## [What the task requires]
Find how many lines hold the word "West". Give only the number.

## [Task inputs]
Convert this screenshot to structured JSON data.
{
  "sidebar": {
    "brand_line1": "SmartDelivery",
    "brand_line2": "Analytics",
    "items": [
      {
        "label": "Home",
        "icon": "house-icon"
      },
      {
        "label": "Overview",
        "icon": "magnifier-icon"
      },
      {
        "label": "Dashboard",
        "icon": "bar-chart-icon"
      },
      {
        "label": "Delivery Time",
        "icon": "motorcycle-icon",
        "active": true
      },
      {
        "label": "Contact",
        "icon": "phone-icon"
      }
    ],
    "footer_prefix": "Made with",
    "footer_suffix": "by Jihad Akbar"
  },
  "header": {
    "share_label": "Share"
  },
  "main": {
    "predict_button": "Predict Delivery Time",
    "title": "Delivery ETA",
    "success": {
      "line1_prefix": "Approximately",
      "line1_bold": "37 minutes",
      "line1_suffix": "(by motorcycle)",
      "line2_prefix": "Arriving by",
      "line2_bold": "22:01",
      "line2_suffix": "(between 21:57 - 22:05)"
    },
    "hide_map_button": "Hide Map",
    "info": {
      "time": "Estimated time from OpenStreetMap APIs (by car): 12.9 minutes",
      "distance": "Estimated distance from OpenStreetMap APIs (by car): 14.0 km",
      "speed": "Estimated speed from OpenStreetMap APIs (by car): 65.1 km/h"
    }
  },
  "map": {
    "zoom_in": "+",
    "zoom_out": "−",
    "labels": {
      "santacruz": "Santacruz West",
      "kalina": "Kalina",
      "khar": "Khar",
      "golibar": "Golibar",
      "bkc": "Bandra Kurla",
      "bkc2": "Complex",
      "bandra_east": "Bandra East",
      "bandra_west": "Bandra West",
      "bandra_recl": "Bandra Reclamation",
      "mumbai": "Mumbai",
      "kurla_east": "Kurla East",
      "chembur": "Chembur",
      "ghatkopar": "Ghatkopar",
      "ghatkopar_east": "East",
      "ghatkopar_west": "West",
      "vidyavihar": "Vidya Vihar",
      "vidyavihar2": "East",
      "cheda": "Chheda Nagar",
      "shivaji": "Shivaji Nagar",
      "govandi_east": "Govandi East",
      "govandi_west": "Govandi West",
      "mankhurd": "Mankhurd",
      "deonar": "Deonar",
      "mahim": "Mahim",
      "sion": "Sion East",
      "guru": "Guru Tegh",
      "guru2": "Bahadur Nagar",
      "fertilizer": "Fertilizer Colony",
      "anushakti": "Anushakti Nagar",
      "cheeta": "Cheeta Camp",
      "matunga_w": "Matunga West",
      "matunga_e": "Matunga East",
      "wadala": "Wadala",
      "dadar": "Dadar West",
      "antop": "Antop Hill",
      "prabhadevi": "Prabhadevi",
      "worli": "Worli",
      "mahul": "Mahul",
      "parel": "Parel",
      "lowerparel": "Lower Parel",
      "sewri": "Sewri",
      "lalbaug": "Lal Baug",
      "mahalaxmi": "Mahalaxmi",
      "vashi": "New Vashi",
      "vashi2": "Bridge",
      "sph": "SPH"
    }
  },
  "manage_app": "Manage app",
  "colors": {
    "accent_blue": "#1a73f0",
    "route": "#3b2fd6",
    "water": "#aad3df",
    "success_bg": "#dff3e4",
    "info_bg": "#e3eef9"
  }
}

## [Task answer]
6